Enunciado:
Reescreva todos os registros trocando "logo-letter" por "brand-letter" e mantendo todo o resto inalterado. Deixe as imagens fora da resposta.

Registros de layout visual:

********************

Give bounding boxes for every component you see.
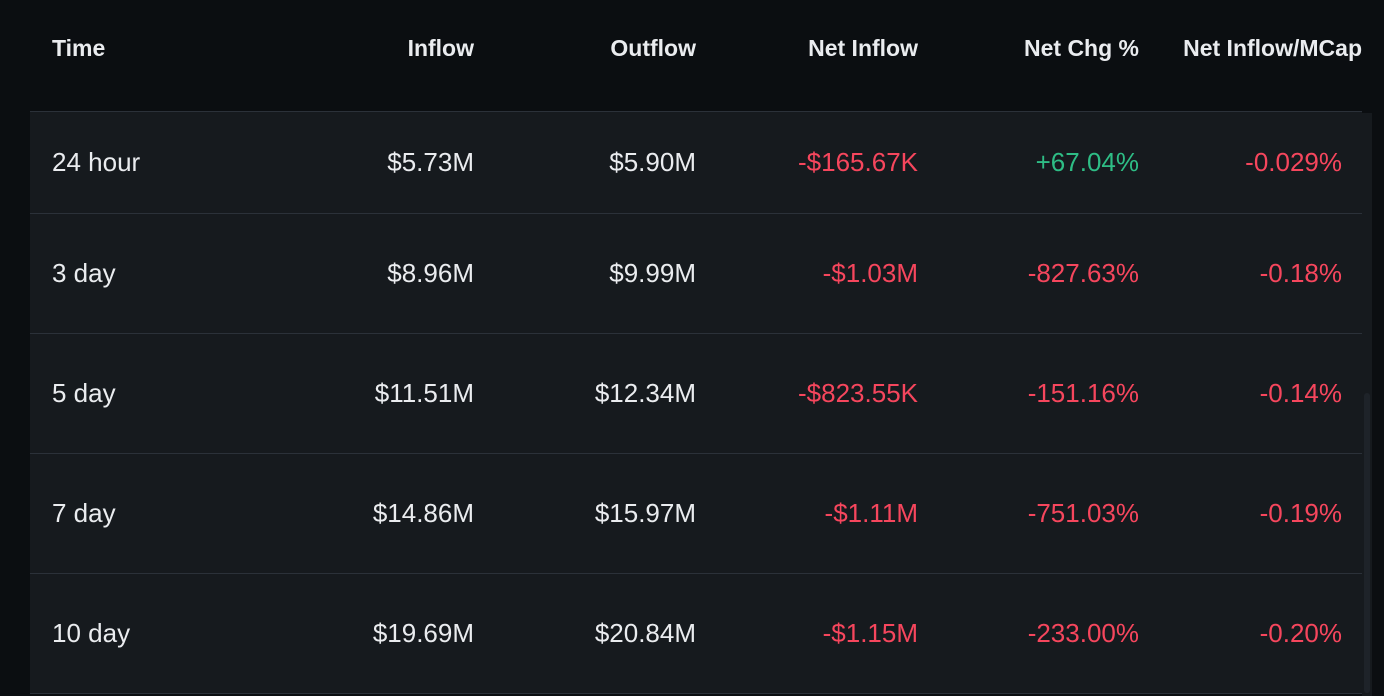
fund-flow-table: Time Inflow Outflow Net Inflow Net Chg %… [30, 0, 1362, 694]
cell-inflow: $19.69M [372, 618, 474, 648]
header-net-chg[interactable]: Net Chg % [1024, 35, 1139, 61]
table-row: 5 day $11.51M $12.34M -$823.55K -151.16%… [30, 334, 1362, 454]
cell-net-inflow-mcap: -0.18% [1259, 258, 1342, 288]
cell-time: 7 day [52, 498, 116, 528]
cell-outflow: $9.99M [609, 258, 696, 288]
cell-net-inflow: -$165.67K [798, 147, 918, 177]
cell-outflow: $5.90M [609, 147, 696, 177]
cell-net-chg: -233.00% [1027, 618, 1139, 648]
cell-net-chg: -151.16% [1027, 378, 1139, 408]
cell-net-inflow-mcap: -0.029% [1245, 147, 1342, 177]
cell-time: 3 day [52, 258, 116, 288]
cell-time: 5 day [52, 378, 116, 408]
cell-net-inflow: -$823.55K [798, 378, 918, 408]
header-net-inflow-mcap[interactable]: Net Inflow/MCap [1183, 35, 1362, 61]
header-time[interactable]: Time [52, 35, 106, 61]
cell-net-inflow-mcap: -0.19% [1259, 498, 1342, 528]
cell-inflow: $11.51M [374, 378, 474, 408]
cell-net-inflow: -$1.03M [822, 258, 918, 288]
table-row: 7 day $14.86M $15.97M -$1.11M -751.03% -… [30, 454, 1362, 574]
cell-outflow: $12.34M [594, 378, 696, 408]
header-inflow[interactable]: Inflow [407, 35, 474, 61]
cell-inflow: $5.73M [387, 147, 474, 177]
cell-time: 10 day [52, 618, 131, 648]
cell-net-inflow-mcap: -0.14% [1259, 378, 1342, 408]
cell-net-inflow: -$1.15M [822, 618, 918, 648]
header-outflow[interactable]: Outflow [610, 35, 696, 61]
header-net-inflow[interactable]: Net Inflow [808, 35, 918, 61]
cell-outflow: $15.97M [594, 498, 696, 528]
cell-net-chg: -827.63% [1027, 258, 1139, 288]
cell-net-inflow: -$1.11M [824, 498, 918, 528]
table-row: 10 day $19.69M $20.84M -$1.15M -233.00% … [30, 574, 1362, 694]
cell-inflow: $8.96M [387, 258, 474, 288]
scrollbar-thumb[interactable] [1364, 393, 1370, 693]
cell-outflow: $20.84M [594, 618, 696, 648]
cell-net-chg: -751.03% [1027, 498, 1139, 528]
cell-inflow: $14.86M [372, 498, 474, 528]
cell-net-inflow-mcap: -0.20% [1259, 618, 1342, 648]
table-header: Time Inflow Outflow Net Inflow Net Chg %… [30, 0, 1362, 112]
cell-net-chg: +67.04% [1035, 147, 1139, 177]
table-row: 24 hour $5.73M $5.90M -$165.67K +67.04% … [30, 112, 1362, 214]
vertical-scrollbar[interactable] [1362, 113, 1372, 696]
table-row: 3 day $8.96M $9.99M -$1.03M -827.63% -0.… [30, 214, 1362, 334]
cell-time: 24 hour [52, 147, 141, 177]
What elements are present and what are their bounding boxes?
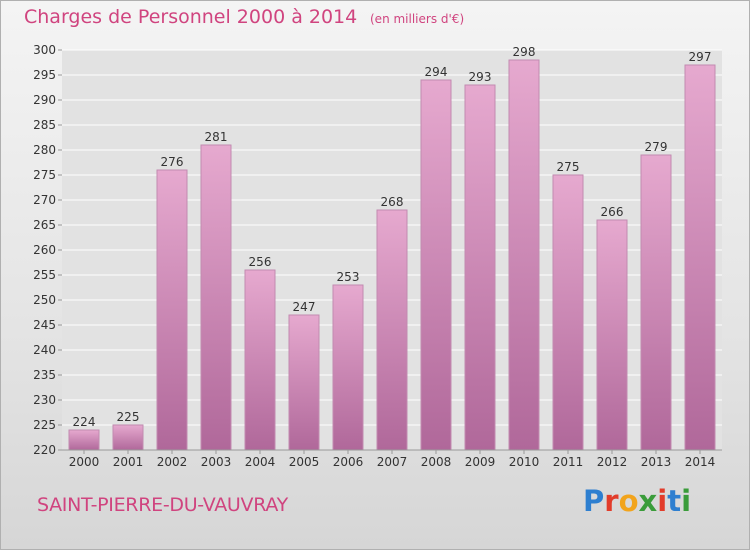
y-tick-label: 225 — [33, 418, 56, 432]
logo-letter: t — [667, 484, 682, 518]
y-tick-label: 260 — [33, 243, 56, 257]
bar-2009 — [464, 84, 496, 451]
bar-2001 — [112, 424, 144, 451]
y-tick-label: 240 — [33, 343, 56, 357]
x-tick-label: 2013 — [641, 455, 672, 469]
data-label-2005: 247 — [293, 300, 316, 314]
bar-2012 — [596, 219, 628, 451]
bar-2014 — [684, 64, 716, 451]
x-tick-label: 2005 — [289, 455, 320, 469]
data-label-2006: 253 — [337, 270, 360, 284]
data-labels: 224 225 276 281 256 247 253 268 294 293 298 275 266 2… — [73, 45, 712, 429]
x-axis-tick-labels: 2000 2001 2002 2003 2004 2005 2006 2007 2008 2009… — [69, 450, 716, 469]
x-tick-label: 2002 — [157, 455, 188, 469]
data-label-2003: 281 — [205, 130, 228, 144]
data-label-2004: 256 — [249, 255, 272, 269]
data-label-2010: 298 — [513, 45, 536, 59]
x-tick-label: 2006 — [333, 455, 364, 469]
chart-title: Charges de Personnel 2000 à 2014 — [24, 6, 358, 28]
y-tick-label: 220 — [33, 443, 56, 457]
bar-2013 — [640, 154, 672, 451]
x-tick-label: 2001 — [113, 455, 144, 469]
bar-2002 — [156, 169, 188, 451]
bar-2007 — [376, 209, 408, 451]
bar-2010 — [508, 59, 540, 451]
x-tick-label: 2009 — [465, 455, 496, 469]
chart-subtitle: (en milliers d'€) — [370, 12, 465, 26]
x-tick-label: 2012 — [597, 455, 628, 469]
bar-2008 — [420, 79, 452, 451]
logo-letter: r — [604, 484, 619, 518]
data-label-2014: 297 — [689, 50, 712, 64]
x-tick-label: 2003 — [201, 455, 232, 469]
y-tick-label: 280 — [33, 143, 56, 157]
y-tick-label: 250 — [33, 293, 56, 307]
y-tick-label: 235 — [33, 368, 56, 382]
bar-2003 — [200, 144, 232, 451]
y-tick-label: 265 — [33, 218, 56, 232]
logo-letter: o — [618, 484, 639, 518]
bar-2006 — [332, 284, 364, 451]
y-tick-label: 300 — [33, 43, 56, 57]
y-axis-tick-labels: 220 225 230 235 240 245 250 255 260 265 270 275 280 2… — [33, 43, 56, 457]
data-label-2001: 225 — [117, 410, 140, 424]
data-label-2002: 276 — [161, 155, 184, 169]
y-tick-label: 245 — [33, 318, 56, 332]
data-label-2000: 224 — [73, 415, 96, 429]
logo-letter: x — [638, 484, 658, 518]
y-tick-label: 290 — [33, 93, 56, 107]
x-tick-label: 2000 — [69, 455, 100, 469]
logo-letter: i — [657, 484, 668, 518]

********************

Resposta:
Give bounding boxes for every component you see.
fund-flow-table: Time Inflow Outflow Net Inflow Net Chg %… [30, 0, 1362, 694]
cell-inflow: $19.69M [372, 618, 474, 648]
header-net-chg[interactable]: Net Chg % [1024, 35, 1139, 61]
table-row: 5 day $11.51M $12.34M -$823.55K -151.16%… [30, 334, 1362, 454]
cell-net-inflow-mcap: -0.18% [1259, 258, 1342, 288]
cell-time: 7 day [52, 498, 116, 528]
cell-outflow: $9.99M [609, 258, 696, 288]
cell-net-inflow: -$165.67K [798, 147, 918, 177]
cell-outflow: $5.90M [609, 147, 696, 177]
cell-net-chg: -233.00% [1027, 618, 1139, 648]
cell-net-chg: -151.16% [1027, 378, 1139, 408]
cell-net-inflow-mcap: -0.029% [1245, 147, 1342, 177]
cell-time: 3 day [52, 258, 116, 288]
cell-time: 5 day [52, 378, 116, 408]
cell-net-inflow: -$823.55K [798, 378, 918, 408]
header-net-inflow-mcap[interactable]: Net Inflow/MCap [1183, 35, 1362, 61]
header-time[interactable]: Time [52, 35, 106, 61]
cell-net-inflow-mcap: -0.19% [1259, 498, 1342, 528]
cell-inflow: $11.51M [374, 378, 474, 408]
cell-net-inflow: -$1.03M [822, 258, 918, 288]
table-row: 7 day $14.86M $15.97M -$1.11M -751.03% -… [30, 454, 1362, 574]
cell-outflow: $12.34M [594, 378, 696, 408]
header-inflow[interactable]: Inflow [407, 35, 474, 61]
cell-inflow: $5.73M [387, 147, 474, 177]
cell-time: 10 day [52, 618, 131, 648]
cell-net-inflow-mcap: -0.14% [1259, 378, 1342, 408]
cell-net-inflow: -$1.15M [822, 618, 918, 648]
header-outflow[interactable]: Outflow [610, 35, 696, 61]
header-net-inflow[interactable]: Net Inflow [808, 35, 918, 61]
cell-outflow: $15.97M [594, 498, 696, 528]
cell-net-chg: -827.63% [1027, 258, 1139, 288]
cell-net-inflow: -$1.11M [824, 498, 918, 528]
table-row: 10 day $19.69M $20.84M -$1.15M -233.00% … [30, 574, 1362, 694]
cell-inflow: $8.96M [387, 258, 474, 288]
scrollbar-thumb[interactable] [1364, 393, 1370, 693]
cell-outflow: $20.84M [594, 618, 696, 648]
cell-net-chg: -751.03% [1027, 498, 1139, 528]
cell-inflow: $14.86M [372, 498, 474, 528]
cell-net-inflow-mcap: -0.20% [1259, 618, 1342, 648]
table-header: Time Inflow Outflow Net Inflow Net Chg %… [30, 0, 1362, 112]
cell-net-chg: +67.04% [1035, 147, 1139, 177]
table-row: 24 hour $5.73M $5.90M -$165.67K +67.04% … [30, 112, 1362, 214]
vertical-scrollbar[interactable] [1362, 113, 1372, 696]
table-row: 3 day $8.96M $9.99M -$1.03M -827.63% -0.… [30, 214, 1362, 334]
cell-time: 24 hour [52, 147, 141, 177]
What elements are present and what are their bounding boxes?
y-tick-label: 225 — [33, 418, 56, 432]
brand-letter: t — [667, 484, 682, 518]
y-tick-label: 260 — [33, 243, 56, 257]
bar-2009 — [464, 84, 496, 451]
bar-2001 — [112, 424, 144, 451]
y-tick-label: 240 — [33, 343, 56, 357]
x-tick-label: 2013 — [641, 455, 672, 469]
data-label-2005: 247 — [293, 300, 316, 314]
bar-2012 — [596, 219, 628, 451]
bar-2014 — [684, 64, 716, 451]
x-tick-label: 2005 — [289, 455, 320, 469]
data-label-2006: 253 — [337, 270, 360, 284]
data-labels: 224 225 276 281 256 247 253 268 294 293 298 275 266 2… — [73, 45, 712, 429]
x-axis-tick-labels: 2000 2001 2002 2003 2004 2005 2006 2007 2008 2009… — [69, 450, 716, 469]
x-tick-label: 2002 — [157, 455, 188, 469]
data-label-2003: 281 — [205, 130, 228, 144]
data-label-2004: 256 — [249, 255, 272, 269]
data-label-2010: 298 — [513, 45, 536, 59]
x-tick-label: 2006 — [333, 455, 364, 469]
chart-title: Charges de Personnel 2000 à 2014 — [24, 6, 358, 28]
y-tick-label: 220 — [33, 443, 56, 457]
bar-2013 — [640, 154, 672, 451]
x-tick-label: 2001 — [113, 455, 144, 469]
bar-2002 — [156, 169, 188, 451]
bar-2007 — [376, 209, 408, 451]
bar-2010 — [508, 59, 540, 451]
x-tick-label: 2009 — [465, 455, 496, 469]
chart-subtitle: (en milliers d'€) — [370, 12, 465, 26]
x-tick-label: 2012 — [597, 455, 628, 469]
bar-2008 — [420, 79, 452, 451]
brand-letter: r — [604, 484, 619, 518]
data-label-2014: 297 — [689, 50, 712, 64]
x-tick-label: 2003 — [201, 455, 232, 469]
y-tick-label: 280 — [33, 143, 56, 157]
y-tick-label: 250 — [33, 293, 56, 307]
y-tick-label: 235 — [33, 368, 56, 382]
bar-2003 — [200, 144, 232, 451]
y-tick-label: 265 — [33, 218, 56, 232]
brand-letter: o — [618, 484, 639, 518]
bar-2006 — [332, 284, 364, 451]
y-tick-label: 300 — [33, 43, 56, 57]
y-axis-tick-labels: 220 225 230 235 240 245 250 255 260 265 270 275 280 2… — [33, 43, 56, 457]
data-label-2001: 225 — [117, 410, 140, 424]
data-label-2002: 276 — [161, 155, 184, 169]
y-tick-label: 245 — [33, 318, 56, 332]
data-label-2000: 224 — [73, 415, 96, 429]
brand-letter: x — [638, 484, 658, 518]
y-tick-label: 290 — [33, 93, 56, 107]
x-tick-label: 2000 — [69, 455, 100, 469]
brand-letter: i — [657, 484, 668, 518]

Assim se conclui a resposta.